━━━━━ Data lines

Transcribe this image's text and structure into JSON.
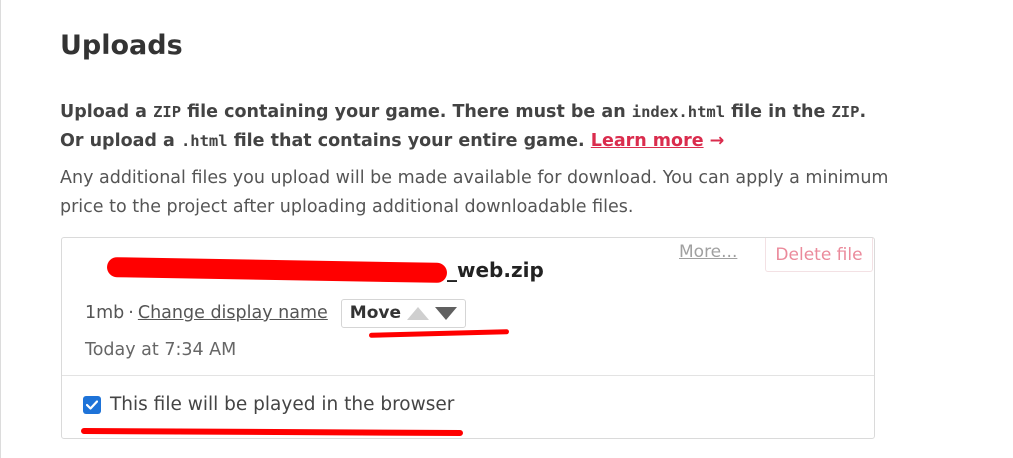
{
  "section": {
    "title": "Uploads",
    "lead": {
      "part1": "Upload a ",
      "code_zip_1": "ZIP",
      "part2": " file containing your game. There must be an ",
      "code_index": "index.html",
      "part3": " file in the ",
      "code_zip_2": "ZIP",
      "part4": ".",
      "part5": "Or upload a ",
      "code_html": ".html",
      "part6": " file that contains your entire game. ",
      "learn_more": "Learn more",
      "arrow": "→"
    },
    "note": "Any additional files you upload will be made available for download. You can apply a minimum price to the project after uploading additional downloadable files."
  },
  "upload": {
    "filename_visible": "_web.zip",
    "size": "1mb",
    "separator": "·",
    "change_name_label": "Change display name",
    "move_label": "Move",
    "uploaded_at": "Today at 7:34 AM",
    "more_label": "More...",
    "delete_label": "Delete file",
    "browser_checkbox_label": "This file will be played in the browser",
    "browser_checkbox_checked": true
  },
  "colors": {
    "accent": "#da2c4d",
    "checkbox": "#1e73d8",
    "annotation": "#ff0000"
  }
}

━━━━━━━━━━
━━━━━ Data lines

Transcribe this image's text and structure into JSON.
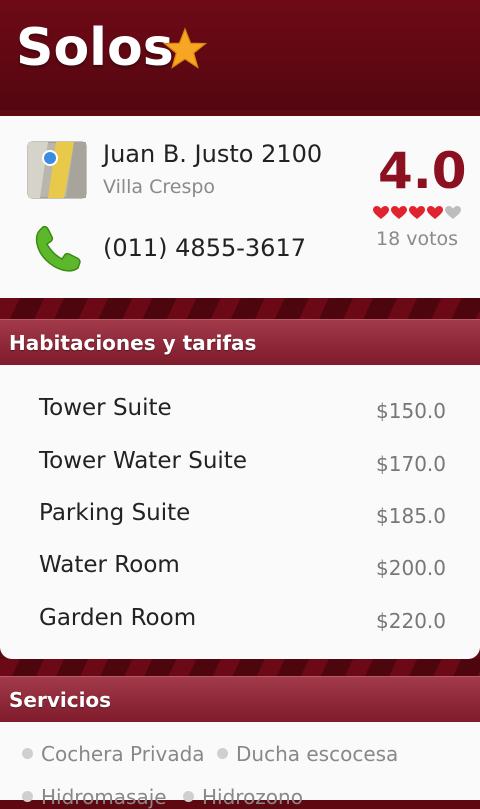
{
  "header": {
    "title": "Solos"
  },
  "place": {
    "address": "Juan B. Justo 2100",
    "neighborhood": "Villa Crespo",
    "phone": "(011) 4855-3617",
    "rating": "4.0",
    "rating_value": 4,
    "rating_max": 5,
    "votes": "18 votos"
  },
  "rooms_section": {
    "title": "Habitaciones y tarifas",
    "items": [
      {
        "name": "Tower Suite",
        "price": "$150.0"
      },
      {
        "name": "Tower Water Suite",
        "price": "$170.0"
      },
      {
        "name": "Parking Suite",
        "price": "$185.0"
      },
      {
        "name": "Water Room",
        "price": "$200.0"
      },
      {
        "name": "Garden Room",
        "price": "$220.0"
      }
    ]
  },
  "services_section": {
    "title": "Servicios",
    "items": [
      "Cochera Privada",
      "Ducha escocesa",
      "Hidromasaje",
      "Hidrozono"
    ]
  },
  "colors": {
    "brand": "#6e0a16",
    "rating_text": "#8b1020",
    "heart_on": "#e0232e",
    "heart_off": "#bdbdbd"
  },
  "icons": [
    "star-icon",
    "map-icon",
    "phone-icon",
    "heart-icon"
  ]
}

━━━━━━━━━━

-- Task goal --
Show all lines in the entries above where the word "Water" appears.

-- Task result --
        "name": "Tower Water Suite",
        "name": "Water Room",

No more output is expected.